(Dataset items)

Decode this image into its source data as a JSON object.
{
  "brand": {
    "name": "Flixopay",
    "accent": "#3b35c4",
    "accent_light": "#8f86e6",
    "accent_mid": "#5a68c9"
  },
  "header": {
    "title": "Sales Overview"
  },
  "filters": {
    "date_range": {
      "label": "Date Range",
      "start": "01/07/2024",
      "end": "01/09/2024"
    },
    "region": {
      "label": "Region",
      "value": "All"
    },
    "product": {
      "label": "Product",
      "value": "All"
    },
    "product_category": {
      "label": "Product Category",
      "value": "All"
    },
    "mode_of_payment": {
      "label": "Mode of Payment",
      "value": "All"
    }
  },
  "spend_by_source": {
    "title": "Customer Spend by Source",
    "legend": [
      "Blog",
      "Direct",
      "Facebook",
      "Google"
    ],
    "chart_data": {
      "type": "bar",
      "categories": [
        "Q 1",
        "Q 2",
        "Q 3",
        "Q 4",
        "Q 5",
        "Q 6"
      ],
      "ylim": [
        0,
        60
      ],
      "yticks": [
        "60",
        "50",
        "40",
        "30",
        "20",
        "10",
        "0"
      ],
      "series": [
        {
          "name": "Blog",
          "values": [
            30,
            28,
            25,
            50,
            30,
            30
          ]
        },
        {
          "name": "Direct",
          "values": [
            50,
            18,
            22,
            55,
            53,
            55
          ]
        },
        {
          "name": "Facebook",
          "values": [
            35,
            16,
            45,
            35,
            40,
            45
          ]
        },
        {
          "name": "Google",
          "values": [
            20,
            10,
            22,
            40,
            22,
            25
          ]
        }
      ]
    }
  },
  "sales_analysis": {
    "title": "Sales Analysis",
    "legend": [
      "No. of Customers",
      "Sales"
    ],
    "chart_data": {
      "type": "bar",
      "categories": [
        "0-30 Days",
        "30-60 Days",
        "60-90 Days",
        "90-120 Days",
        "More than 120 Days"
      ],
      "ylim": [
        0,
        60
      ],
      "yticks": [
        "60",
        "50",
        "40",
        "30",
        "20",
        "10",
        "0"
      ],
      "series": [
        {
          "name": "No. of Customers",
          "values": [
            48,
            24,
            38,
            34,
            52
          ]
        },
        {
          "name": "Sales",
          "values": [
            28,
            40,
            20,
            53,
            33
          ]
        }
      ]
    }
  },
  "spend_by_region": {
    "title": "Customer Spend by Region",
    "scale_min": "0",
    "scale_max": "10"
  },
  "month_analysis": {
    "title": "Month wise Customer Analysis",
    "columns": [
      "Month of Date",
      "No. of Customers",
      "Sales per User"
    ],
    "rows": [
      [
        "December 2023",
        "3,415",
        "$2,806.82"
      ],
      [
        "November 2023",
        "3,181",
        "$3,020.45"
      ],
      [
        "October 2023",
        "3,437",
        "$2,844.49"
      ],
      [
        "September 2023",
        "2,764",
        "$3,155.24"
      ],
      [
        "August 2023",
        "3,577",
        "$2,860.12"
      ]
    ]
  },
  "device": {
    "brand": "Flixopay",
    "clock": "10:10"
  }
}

=== Given exercise ===
Go back to the listing above and please repeat it exactly.

=== Result ===
Decode this image into its source data as a JSON object.
{
  "brand": {
    "name": "Flixopay",
    "accent": "#3b35c4",
    "accent_light": "#8f86e6",
    "accent_mid": "#5a68c9"
  },
  "header": {
    "title": "Sales Overview"
  },
  "filters": {
    "date_range": {
      "label": "Date Range",
      "start": "01/07/2024",
      "end": "01/09/2024"
    },
    "region": {
      "label": "Region",
      "value": "All"
    },
    "product": {
      "label": "Product",
      "value": "All"
    },
    "product_category": {
      "label": "Product Category",
      "value": "All"
    },
    "mode_of_payment": {
      "label": "Mode of Payment",
      "value": "All"
    }
  },
  "spend_by_source": {
    "title": "Customer Spend by Source",
    "legend": [
      "Blog",
      "Direct",
      "Facebook",
      "Google"
    ],
    "chart_data": {
      "type": "bar",
      "categories": [
        "Q 1",
        "Q 2",
        "Q 3",
        "Q 4",
        "Q 5",
        "Q 6"
      ],
      "ylim": [
        0,
        60
      ],
      "yticks": [
        "60",
        "50",
        "40",
        "30",
        "20",
        "10",
        "0"
      ],
      "series": [
        {
          "name": "Blog",
          "values": [
            30,
            28,
            25,
            50,
            30,
            30
          ]
        },
        {
          "name": "Direct",
          "values": [
            50,
            18,
            22,
            55,
            53,
            55
          ]
        },
        {
          "name": "Facebook",
          "values": [
            35,
            16,
            45,
            35,
            40,
            45
          ]
        },
        {
          "name": "Google",
          "values": [
            20,
            10,
            22,
            40,
            22,
            25
          ]
        }
      ]
    }
  },
  "sales_analysis": {
    "title": "Sales Analysis",
    "legend": [
      "No. of Customers",
      "Sales"
    ],
    "chart_data": {
      "type": "bar",
      "categories": [
        "0-30 Days",
        "30-60 Days",
        "60-90 Days",
        "90-120 Days",
        "More than 120 Days"
      ],
      "ylim": [
        0,
        60
      ],
      "yticks": [
        "60",
        "50",
        "40",
        "30",
        "20",
        "10",
        "0"
      ],
      "series": [
        {
          "name": "No. of Customers",
          "values": [
            48,
            24,
            38,
            34,
            52
          ]
        },
        {
          "name": "Sales",
          "values": [
            28,
            40,
            20,
            53,
            33
          ]
        }
      ]
    }
  },
  "spend_by_region": {
    "title": "Customer Spend by Region",
    "scale_min": "0",
    "scale_max": "10"
  },
  "month_analysis": {
    "title": "Month wise Customer Analysis",
    "columns": [
      "Month of Date",
      "No. of Customers",
      "Sales per User"
    ],
    "rows": [
      [
        "December 2023",
        "3,415",
        "$2,806.82"
      ],
      [
        "November 2023",
        "3,181",
        "$3,020.45"
      ],
      [
        "October 2023",
        "3,437",
        "$2,844.49"
      ],
      [
        "September 2023",
        "2,764",
        "$3,155.24"
      ],
      [
        "August 2023",
        "3,577",
        "$2,860.12"
      ]
    ]
  },
  "device": {
    "brand": "Flixopay",
    "clock": "10:10"
  }
}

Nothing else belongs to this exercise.